**PROBLEM TO WORK ON**.
All lines featuring the string "type" are to be listed.

**Saved data entries**.
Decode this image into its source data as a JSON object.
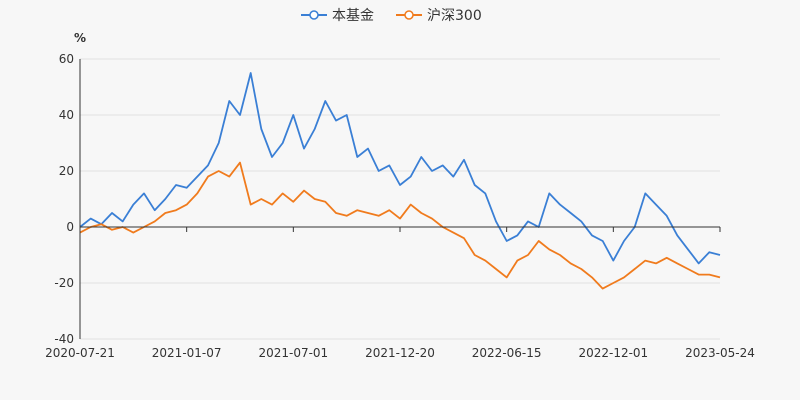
{
  "chart_data": {
    "type": "line",
    "y_unit": "%",
    "ylim": [
      -40,
      60
    ],
    "y_ticks": [
      -40,
      -20,
      0,
      20,
      40,
      60
    ],
    "x_tick_labels": [
      "2020-07-21",
      "2021-01-07",
      "2021-07-01",
      "2021-12-20",
      "2022-06-15",
      "2022-12-01",
      "2023-05-24"
    ],
    "legend_position": "top-center",
    "legend": [
      "本基金",
      "沪深300"
    ],
    "series": [
      {
        "name": "本基金",
        "color": "#3a7fd5",
        "values": [
          0,
          3,
          1,
          5,
          2,
          8,
          12,
          6,
          10,
          15,
          14,
          18,
          22,
          30,
          45,
          40,
          55,
          35,
          25,
          30,
          40,
          28,
          35,
          45,
          38,
          40,
          25,
          28,
          20,
          22,
          15,
          18,
          25,
          20,
          22,
          18,
          24,
          15,
          12,
          2,
          -5,
          -3,
          2,
          0,
          12,
          8,
          5,
          2,
          -3,
          -5,
          -12,
          -5,
          0,
          12,
          8,
          4,
          -3,
          -8,
          -13,
          -9,
          -10
        ]
      },
      {
        "name": "沪深300",
        "color": "#f07b1d",
        "values": [
          -2,
          0,
          1,
          -1,
          0,
          -2,
          0,
          2,
          5,
          6,
          8,
          12,
          18,
          20,
          18,
          23,
          8,
          10,
          8,
          12,
          9,
          13,
          10,
          9,
          5,
          4,
          6,
          5,
          4,
          6,
          3,
          8,
          5,
          3,
          0,
          -2,
          -4,
          -10,
          -12,
          -15,
          -18,
          -12,
          -10,
          -5,
          -8,
          -10,
          -13,
          -15,
          -18,
          -22,
          -20,
          -18,
          -15,
          -12,
          -13,
          -11,
          -13,
          -15,
          -17,
          -17,
          -18
        ]
      }
    ]
  }
}
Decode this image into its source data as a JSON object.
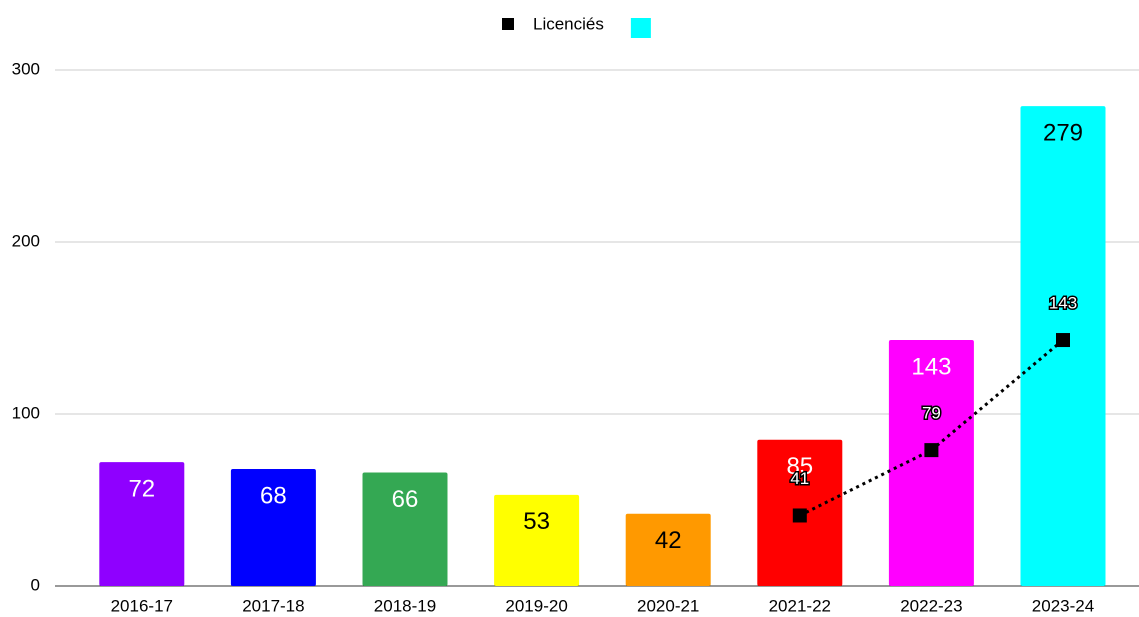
{
  "chart_data": {
    "type": "bar",
    "categories": [
      "2016-17",
      "2017-18",
      "2018-19",
      "2019-20",
      "2020-21",
      "2021-22",
      "2022-23",
      "2023-24"
    ],
    "series": [
      {
        "type": "bar",
        "color": "#00ffff",
        "colors": [
          "#8f00ff",
          "#0000ff",
          "#34a853",
          "#ffff00",
          "#ff9900",
          "#ff0000",
          "#ff00ff",
          "#00ffff"
        ],
        "values": [
          72,
          68,
          66,
          53,
          42,
          85,
          143,
          279
        ]
      },
      {
        "type": "line",
        "name": "Licenciés",
        "color": "#000000",
        "line_style": "dotted",
        "values": [
          null,
          null,
          null,
          null,
          null,
          41,
          79,
          143
        ]
      }
    ],
    "ylim": [
      0,
      300
    ],
    "yticks": [
      0,
      100,
      200,
      300
    ],
    "grid": true,
    "legend": "top"
  }
}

**CORRECT RESPONSE**.
    "type": "line",
    "type": "bar",
        "type": "bar",
        "type": "line",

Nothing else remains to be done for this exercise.